### EXERCISE REQUIREMENTS
Count, in the entries, the lines with "style". Answer with the number only.

### ENTRIES PROVIDED
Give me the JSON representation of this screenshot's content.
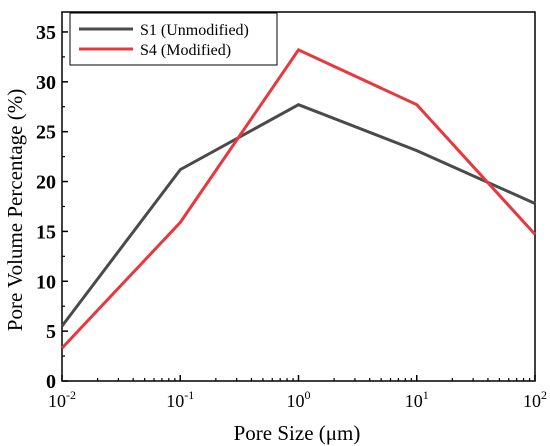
{
  "chart_data": {
    "type": "line",
    "xlabel": "Pore Size (μm)",
    "ylabel": "Pore Volume Percentage (%)",
    "x_scale": "log",
    "x": [
      0.01,
      0.1,
      1,
      10,
      100
    ],
    "xlim": [
      0.01,
      100
    ],
    "ylim": [
      0,
      37
    ],
    "x_ticks": [
      {
        "value": 0.01,
        "base": "10",
        "exp": "-2"
      },
      {
        "value": 0.1,
        "base": "10",
        "exp": "-1"
      },
      {
        "value": 1,
        "base": "10",
        "exp": "0"
      },
      {
        "value": 10,
        "base": "10",
        "exp": "1"
      },
      {
        "value": 100,
        "base": "10",
        "exp": "2"
      }
    ],
    "y_ticks": [
      0,
      5,
      10,
      15,
      20,
      25,
      30,
      35
    ],
    "grid": false,
    "legend_position": "top-left",
    "series": [
      {
        "name": "S1 (Unmodified)",
        "color": "#4a4a4a",
        "values": [
          5.5,
          21.2,
          27.7,
          23.1,
          17.8
        ]
      },
      {
        "name": "S4 (Modified)",
        "color": "#e8383d",
        "values": [
          3.3,
          15.9,
          33.2,
          27.7,
          14.7
        ]
      }
    ]
  }
}
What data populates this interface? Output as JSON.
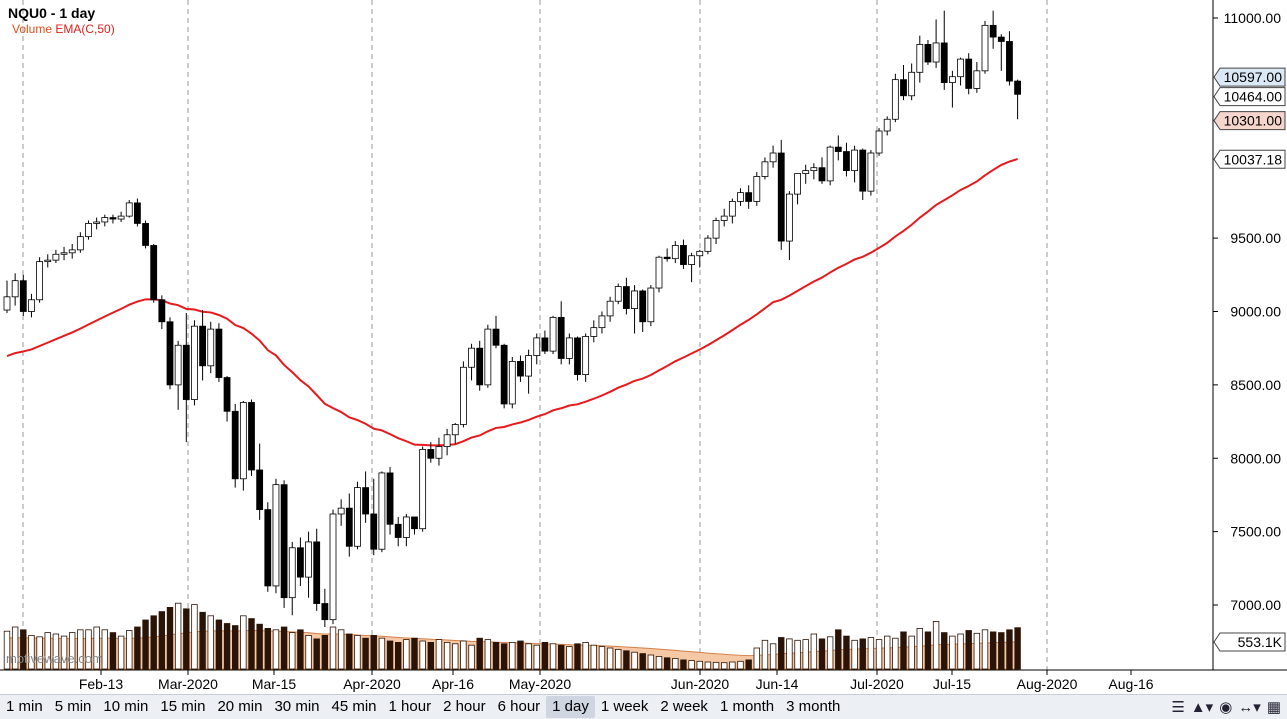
{
  "legend": {
    "symbol": "NQU0 - 1 day",
    "volume_label": "Volume",
    "ema_label": "EMA(C,50)"
  },
  "watermark": "motivewave.com",
  "colors": {
    "ema": "#e8191c",
    "volume_fill": "#f6c9a6",
    "volume_line": "#d2814a",
    "volume_bar": "#2b1407",
    "up_body": "#ffffff",
    "down_body": "#000000",
    "price_badge_blue": "#dbe8f6",
    "price_badge_red": "#f6d5cd",
    "grid": "#9a9a9a"
  },
  "toolbar": {
    "timeframes": [
      "1 min",
      "5 min",
      "10 min",
      "15 min",
      "20 min",
      "30 min",
      "45 min",
      "1 hour",
      "2 hour",
      "6 hour",
      "1 day",
      "1 week",
      "2 week",
      "1 month",
      "3 month"
    ],
    "active": "1 day",
    "icons": [
      "menu-icon",
      "chart-type-icon",
      "eye-icon",
      "scale-icon",
      "toolbox-icon"
    ]
  },
  "chart_data": {
    "type": "candlestick",
    "title": "NQU0 - 1 day",
    "ylim": [
      6800,
      11100
    ],
    "y_ticks": [
      "11000.00",
      "9500.00",
      "9000.00",
      "8500.00",
      "8000.00",
      "7500.00",
      "7000.00"
    ],
    "x_tick_labels": [
      "Feb-13",
      "Mar-2020",
      "Mar-15",
      "Apr-2020",
      "Apr-16",
      "May-2020",
      "Jun-2020",
      "Jun-14",
      "Jul-2020",
      "Jul-15",
      "Aug-2020",
      "Aug-16"
    ],
    "price_badges": [
      {
        "label": "10597.00",
        "value": 10597,
        "style": "blue"
      },
      {
        "label": "10464.00",
        "value": 10464,
        "style": "white"
      },
      {
        "label": "10301.00",
        "value": 10301,
        "style": "red"
      },
      {
        "label": "10037.18",
        "value": 10037.18,
        "style": "white"
      }
    ],
    "volume_badge": "553.1K",
    "candles": [
      [
        9010,
        9210,
        8990,
        9100
      ],
      [
        9100,
        9260,
        9040,
        9210
      ],
      [
        9210,
        9250,
        8970,
        9000
      ],
      [
        9000,
        9120,
        8960,
        9080
      ],
      [
        9080,
        9370,
        9060,
        9340
      ],
      [
        9340,
        9390,
        9300,
        9350
      ],
      [
        9350,
        9420,
        9330,
        9390
      ],
      [
        9390,
        9440,
        9350,
        9400
      ],
      [
        9400,
        9460,
        9360,
        9420
      ],
      [
        9420,
        9540,
        9400,
        9510
      ],
      [
        9510,
        9620,
        9490,
        9600
      ],
      [
        9600,
        9640,
        9560,
        9610
      ],
      [
        9610,
        9660,
        9580,
        9640
      ],
      [
        9640,
        9660,
        9600,
        9630
      ],
      [
        9630,
        9680,
        9610,
        9650
      ],
      [
        9650,
        9760,
        9640,
        9740
      ],
      [
        9740,
        9770,
        9580,
        9600
      ],
      [
        9600,
        9620,
        9430,
        9450
      ],
      [
        9450,
        9460,
        9060,
        9080
      ],
      [
        9080,
        9110,
        8880,
        8930
      ],
      [
        8930,
        8960,
        8470,
        8500
      ],
      [
        8500,
        8800,
        8330,
        8770
      ],
      [
        8770,
        8990,
        8110,
        8400
      ],
      [
        8400,
        8940,
        8360,
        8900
      ],
      [
        8900,
        9010,
        8530,
        8630
      ],
      [
        8630,
        8930,
        8580,
        8880
      ],
      [
        8880,
        8920,
        8520,
        8550
      ],
      [
        8550,
        8560,
        8250,
        8320
      ],
      [
        8320,
        8370,
        7800,
        7860
      ],
      [
        7860,
        8390,
        7780,
        8380
      ],
      [
        8380,
        8400,
        7880,
        7920
      ],
      [
        7920,
        8100,
        7580,
        7650
      ],
      [
        7650,
        7700,
        7090,
        7130
      ],
      [
        7130,
        7860,
        7080,
        7820
      ],
      [
        7820,
        7850,
        6980,
        7050
      ],
      [
        7050,
        7430,
        6930,
        7390
      ],
      [
        7390,
        7460,
        7130,
        7190
      ],
      [
        7190,
        7500,
        7050,
        7430
      ],
      [
        7430,
        7520,
        6960,
        7010
      ],
      [
        7010,
        7110,
        6850,
        6900
      ],
      [
        6900,
        7650,
        6870,
        7620
      ],
      [
        7620,
        7720,
        7540,
        7660
      ],
      [
        7660,
        7760,
        7330,
        7400
      ],
      [
        7400,
        7840,
        7380,
        7800
      ],
      [
        7800,
        7910,
        7560,
        7620
      ],
      [
        7620,
        7860,
        7340,
        7380
      ],
      [
        7380,
        7910,
        7360,
        7900
      ],
      [
        7900,
        7940,
        7480,
        7550
      ],
      [
        7550,
        7600,
        7400,
        7460
      ],
      [
        7460,
        7620,
        7400,
        7600
      ],
      [
        7600,
        7560,
        7480,
        7520
      ],
      [
        7520,
        8080,
        7500,
        8060
      ],
      [
        8060,
        8110,
        7970,
        8000
      ],
      [
        8000,
        8140,
        7950,
        8080
      ],
      [
        8080,
        8200,
        8020,
        8160
      ],
      [
        8160,
        8240,
        8100,
        8230
      ],
      [
        8230,
        8660,
        8210,
        8620
      ],
      [
        8620,
        8780,
        8530,
        8750
      ],
      [
        8750,
        8800,
        8460,
        8500
      ],
      [
        8500,
        8910,
        8480,
        8880
      ],
      [
        8880,
        8970,
        8750,
        8770
      ],
      [
        8770,
        8780,
        8340,
        8370
      ],
      [
        8370,
        8690,
        8340,
        8660
      ],
      [
        8660,
        8700,
        8520,
        8560
      ],
      [
        8560,
        8740,
        8440,
        8700
      ],
      [
        8700,
        8850,
        8640,
        8820
      ],
      [
        8820,
        8870,
        8710,
        8730
      ],
      [
        8730,
        8970,
        8710,
        8960
      ],
      [
        8960,
        9070,
        8640,
        8680
      ],
      [
        8680,
        8850,
        8640,
        8820
      ],
      [
        8820,
        8830,
        8530,
        8570
      ],
      [
        8570,
        8850,
        8520,
        8830
      ],
      [
        8830,
        8940,
        8790,
        8890
      ],
      [
        8890,
        9000,
        8850,
        8970
      ],
      [
        8970,
        9100,
        8930,
        9070
      ],
      [
        9070,
        9190,
        9050,
        9170
      ],
      [
        9170,
        9230,
        8980,
        9020
      ],
      [
        9020,
        9180,
        8850,
        9140
      ],
      [
        9140,
        9150,
        8860,
        8930
      ],
      [
        8930,
        9180,
        8900,
        9160
      ],
      [
        9160,
        9380,
        9130,
        9370
      ],
      [
        9370,
        9430,
        9340,
        9360
      ],
      [
        9360,
        9480,
        9330,
        9450
      ],
      [
        9450,
        9490,
        9290,
        9320
      ],
      [
        9320,
        9400,
        9200,
        9380
      ],
      [
        9380,
        9420,
        9300,
        9410
      ],
      [
        9410,
        9520,
        9390,
        9500
      ],
      [
        9500,
        9640,
        9460,
        9620
      ],
      [
        9620,
        9700,
        9580,
        9650
      ],
      [
        9650,
        9770,
        9600,
        9750
      ],
      [
        9750,
        9840,
        9720,
        9810
      ],
      [
        9810,
        9860,
        9700,
        9750
      ],
      [
        9750,
        9950,
        9720,
        9920
      ],
      [
        9920,
        10050,
        9900,
        10020
      ],
      [
        10020,
        10130,
        9980,
        10080
      ],
      [
        10080,
        10170,
        9420,
        9480
      ],
      [
        9480,
        9820,
        9350,
        9800
      ],
      [
        9800,
        9940,
        9730,
        9940
      ],
      [
        9940,
        10000,
        9870,
        9960
      ],
      [
        9960,
        10010,
        9900,
        9980
      ],
      [
        9980,
        10050,
        9870,
        9890
      ],
      [
        9890,
        10130,
        9860,
        10120
      ],
      [
        10120,
        10200,
        10030,
        10090
      ],
      [
        10090,
        10150,
        9920,
        9960
      ],
      [
        9960,
        10130,
        9880,
        10100
      ],
      [
        10100,
        10110,
        9760,
        9820
      ],
      [
        9820,
        10100,
        9790,
        10080
      ],
      [
        10080,
        10250,
        10060,
        10230
      ],
      [
        10230,
        10330,
        10200,
        10310
      ],
      [
        10310,
        10620,
        10290,
        10580
      ],
      [
        10580,
        10680,
        10440,
        10470
      ],
      [
        10470,
        10690,
        10440,
        10630
      ],
      [
        10630,
        10880,
        10560,
        10820
      ],
      [
        10820,
        10850,
        10680,
        10700
      ],
      [
        10700,
        10990,
        10660,
        10830
      ],
      [
        10830,
        11050,
        10510,
        10560
      ],
      [
        10560,
        10640,
        10390,
        10600
      ],
      [
        10600,
        10730,
        10540,
        10720
      ],
      [
        10720,
        10760,
        10480,
        10520
      ],
      [
        10520,
        10700,
        10490,
        10640
      ],
      [
        10640,
        10980,
        10620,
        10950
      ],
      [
        10950,
        11050,
        10790,
        10870
      ],
      [
        10870,
        10890,
        10640,
        10840
      ],
      [
        10840,
        10910,
        10540,
        10570
      ],
      [
        10570,
        10580,
        10310,
        10480
      ]
    ],
    "volume_scale_max": 1000,
    "volumes": [
      540,
      600,
      560,
      480,
      460,
      520,
      500,
      470,
      520,
      560,
      560,
      600,
      560,
      520,
      470,
      550,
      600,
      700,
      760,
      820,
      880,
      940,
      860,
      920,
      810,
      760,
      700,
      650,
      620,
      760,
      720,
      640,
      580,
      560,
      600,
      520,
      560,
      480,
      430,
      480,
      600,
      560,
      500,
      480,
      440,
      480,
      440,
      400,
      380,
      420,
      440,
      400,
      380,
      420,
      380,
      360,
      400,
      340,
      440,
      420,
      380,
      360,
      380,
      400,
      360,
      340,
      380,
      360,
      340,
      320,
      360,
      380,
      340,
      320,
      300,
      280,
      260,
      240,
      220,
      200,
      180,
      160,
      150,
      130,
      120,
      110,
      100,
      95,
      90,
      100,
      110,
      130,
      300,
      410,
      360,
      450,
      430,
      410,
      420,
      500,
      430,
      460,
      560,
      470,
      410,
      430,
      450,
      420,
      470,
      440,
      530,
      470,
      580,
      530,
      680,
      520,
      470,
      500,
      550,
      510,
      560,
      530,
      520,
      560,
      590
    ]
  }
}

### SOLUTION TO THIS PROBLEM
4